◆ **本文**
□ □ □ □ □ □ □

OpenMP は、fork-join モデルの並列実行を採用しています。この fork-join モデルはさまざまな問題に対応しますが、大規模な配列ベースのアプリケーション用に、多少の修正が加えられています。OpenMP は、並列プログラム (複数スレッドが実行し、完全 OpenMP サポート ライブラリを使用) および順次プログラム (ディレクティブは無視、単純な OpenMP スタブ ライブラリを使用) の両方として正しく実行されるプログラムをサポートします。ただし、順次実行では正しく動作しないプログラムを開発することもできます。さらに、並列化の異なるレベル付けにより、関連付けられている数値演算の違いで異なる数値結果を得ることもできます。たとえば、逐次加算リダクションに、並列リダクションとは異なる加算の関連付けパターンを持たすことができます。これらの異なる関連付けにより、浮動小数点加算の結果を変えることができます。

OpenMP C/C++ API で記述されたプログラムは、マスタ スレッドと呼ばれるシングル スレッドで実行を開始します。マスタ スレッドは、最初の parallel コンストラクトが現れるまでシリアル領域で実行します。OpenMP C/C++ API では、parallel ディレクティブが parallel コンストラクトを構成します。parallel コンストラクトが現れると、マスタ スレッドがスレッド チームを作成し、マスタ スレッドがそのチームのマスターになります。チーム内の各スレッドは、work-sharing コンストラクト以外の並行領域の動的範囲内でステートメントを実行します。Work-sharing コンストラクトは、チーム内のすべてのスレッドによって同じ順番で発生する必要があります。そして、関連付けられている構造化ブロック内のステートメントは 1 つ以上のスレッドによって実行されます。nowait 句を持たない work-sharing コンストラクトの末尾に暗黙的に存在するバリアが、チーム内のすべてのスレッドによって実行されます。

□ □ □ □ □ □ □

◆ **データ行**

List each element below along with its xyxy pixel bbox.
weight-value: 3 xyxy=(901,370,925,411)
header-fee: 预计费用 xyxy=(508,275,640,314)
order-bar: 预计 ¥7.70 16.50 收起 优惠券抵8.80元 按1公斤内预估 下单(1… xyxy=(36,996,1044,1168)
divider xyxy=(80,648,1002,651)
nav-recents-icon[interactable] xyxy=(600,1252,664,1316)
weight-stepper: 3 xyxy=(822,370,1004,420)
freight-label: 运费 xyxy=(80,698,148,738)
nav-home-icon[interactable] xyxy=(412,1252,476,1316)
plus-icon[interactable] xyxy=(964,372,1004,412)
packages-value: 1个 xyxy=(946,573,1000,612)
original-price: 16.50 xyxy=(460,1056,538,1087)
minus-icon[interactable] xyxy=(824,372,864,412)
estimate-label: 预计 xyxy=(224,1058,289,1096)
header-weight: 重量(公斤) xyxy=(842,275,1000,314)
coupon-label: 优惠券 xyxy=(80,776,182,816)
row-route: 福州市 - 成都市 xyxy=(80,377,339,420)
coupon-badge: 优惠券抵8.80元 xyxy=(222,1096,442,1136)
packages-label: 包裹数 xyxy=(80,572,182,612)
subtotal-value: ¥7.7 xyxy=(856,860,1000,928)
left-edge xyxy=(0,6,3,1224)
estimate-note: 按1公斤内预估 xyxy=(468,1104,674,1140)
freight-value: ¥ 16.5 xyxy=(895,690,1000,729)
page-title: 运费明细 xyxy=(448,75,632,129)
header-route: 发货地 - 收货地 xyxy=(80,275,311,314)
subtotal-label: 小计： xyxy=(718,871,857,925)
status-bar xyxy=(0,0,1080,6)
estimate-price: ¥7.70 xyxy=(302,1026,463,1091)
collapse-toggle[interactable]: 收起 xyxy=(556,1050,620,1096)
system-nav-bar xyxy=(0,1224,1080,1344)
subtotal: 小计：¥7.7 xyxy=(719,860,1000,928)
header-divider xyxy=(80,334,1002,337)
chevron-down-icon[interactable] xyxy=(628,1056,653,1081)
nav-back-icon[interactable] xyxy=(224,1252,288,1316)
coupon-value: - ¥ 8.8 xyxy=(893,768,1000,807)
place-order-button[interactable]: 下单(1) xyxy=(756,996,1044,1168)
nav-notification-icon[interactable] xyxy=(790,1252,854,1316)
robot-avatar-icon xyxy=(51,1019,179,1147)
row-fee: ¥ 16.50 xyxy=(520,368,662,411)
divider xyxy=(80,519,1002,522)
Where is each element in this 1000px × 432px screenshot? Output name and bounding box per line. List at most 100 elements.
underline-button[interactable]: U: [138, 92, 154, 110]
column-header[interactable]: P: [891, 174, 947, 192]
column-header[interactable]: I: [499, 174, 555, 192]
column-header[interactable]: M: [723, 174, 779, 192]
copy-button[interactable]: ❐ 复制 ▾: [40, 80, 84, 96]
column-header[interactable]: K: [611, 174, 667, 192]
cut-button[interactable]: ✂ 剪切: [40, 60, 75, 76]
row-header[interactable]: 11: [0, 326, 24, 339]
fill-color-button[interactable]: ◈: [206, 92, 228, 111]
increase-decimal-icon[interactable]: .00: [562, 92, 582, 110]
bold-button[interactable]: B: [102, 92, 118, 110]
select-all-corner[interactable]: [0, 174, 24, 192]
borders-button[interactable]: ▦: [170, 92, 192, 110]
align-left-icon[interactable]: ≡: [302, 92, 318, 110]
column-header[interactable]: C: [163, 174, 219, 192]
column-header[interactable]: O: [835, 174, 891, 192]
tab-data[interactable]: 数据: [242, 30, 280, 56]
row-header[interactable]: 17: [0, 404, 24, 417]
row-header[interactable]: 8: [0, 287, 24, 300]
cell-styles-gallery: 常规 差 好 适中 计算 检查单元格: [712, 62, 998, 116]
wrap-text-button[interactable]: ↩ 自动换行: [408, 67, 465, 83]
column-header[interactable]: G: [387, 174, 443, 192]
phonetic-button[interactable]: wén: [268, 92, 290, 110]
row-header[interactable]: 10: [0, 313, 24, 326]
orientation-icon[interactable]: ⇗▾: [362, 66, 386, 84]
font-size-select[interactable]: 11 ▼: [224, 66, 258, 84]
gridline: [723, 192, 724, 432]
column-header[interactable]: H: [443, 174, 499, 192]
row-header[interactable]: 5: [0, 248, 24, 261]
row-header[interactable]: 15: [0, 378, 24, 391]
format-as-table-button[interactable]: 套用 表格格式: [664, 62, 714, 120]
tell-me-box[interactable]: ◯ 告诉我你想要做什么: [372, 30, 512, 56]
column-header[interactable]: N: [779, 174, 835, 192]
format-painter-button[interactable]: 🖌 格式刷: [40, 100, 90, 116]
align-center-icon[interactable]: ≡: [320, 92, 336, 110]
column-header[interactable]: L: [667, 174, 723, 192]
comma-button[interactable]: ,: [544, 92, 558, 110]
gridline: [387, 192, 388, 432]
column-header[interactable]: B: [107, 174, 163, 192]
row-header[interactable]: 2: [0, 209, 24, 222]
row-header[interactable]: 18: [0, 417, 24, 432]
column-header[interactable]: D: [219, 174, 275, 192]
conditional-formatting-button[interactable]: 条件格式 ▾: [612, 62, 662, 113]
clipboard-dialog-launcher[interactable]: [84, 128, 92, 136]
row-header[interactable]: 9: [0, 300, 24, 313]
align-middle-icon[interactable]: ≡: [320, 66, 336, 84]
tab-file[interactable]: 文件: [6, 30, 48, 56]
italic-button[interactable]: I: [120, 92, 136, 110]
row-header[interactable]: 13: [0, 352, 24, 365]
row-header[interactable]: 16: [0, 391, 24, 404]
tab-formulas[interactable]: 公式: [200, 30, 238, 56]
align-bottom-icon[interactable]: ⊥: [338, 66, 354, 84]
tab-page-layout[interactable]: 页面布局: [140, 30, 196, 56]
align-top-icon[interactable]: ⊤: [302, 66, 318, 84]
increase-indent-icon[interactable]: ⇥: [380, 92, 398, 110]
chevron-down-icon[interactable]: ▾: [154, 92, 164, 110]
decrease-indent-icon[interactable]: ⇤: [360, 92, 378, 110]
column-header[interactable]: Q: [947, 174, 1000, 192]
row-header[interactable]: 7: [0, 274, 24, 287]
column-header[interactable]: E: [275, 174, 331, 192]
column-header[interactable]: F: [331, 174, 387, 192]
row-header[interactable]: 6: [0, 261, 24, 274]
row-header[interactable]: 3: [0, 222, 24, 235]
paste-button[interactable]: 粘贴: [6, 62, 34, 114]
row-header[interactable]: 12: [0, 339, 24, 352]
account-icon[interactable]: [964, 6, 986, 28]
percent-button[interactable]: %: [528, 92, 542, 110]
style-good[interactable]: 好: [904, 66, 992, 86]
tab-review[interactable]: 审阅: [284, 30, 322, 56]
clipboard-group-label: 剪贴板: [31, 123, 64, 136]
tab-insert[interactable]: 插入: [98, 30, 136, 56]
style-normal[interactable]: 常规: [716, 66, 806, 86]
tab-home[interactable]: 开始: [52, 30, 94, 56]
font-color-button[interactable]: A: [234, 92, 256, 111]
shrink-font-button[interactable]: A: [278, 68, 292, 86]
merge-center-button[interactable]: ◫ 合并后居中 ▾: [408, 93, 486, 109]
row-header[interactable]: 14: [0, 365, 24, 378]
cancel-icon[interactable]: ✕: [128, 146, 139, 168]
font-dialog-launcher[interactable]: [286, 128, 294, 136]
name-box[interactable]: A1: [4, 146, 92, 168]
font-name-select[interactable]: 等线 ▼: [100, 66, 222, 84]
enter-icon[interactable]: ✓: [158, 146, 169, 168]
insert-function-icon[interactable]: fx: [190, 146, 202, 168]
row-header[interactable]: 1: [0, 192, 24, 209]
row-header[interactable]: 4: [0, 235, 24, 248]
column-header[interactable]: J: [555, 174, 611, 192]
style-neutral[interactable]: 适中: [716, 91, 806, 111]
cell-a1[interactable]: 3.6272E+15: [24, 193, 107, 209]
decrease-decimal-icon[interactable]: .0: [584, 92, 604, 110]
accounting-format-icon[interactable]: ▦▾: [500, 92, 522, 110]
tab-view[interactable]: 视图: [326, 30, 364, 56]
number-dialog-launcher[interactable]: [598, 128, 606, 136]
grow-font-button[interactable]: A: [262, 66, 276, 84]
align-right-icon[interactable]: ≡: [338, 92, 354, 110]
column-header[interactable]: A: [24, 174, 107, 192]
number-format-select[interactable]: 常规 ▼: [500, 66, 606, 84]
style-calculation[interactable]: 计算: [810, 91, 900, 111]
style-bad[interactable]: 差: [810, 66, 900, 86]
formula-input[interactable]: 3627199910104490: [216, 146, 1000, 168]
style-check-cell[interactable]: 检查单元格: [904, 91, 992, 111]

□ □ □ □ □ □ □

◆ **課題**
本文について、次の問いに答えなさい。
1. OpenMP が採用している並列実行のモデルは何か。
2. OpenMP C/C++ API で記述されたプログラムが実行を開始するシングル スレッドは、何と呼ばれるか。
3. OpenMP C/C++ API において、parallel コンストラクトを構成するものは何か。

◆ **解答**
1. fork-join モデル
2. マスタ スレッド
3. parallel ディレクティブ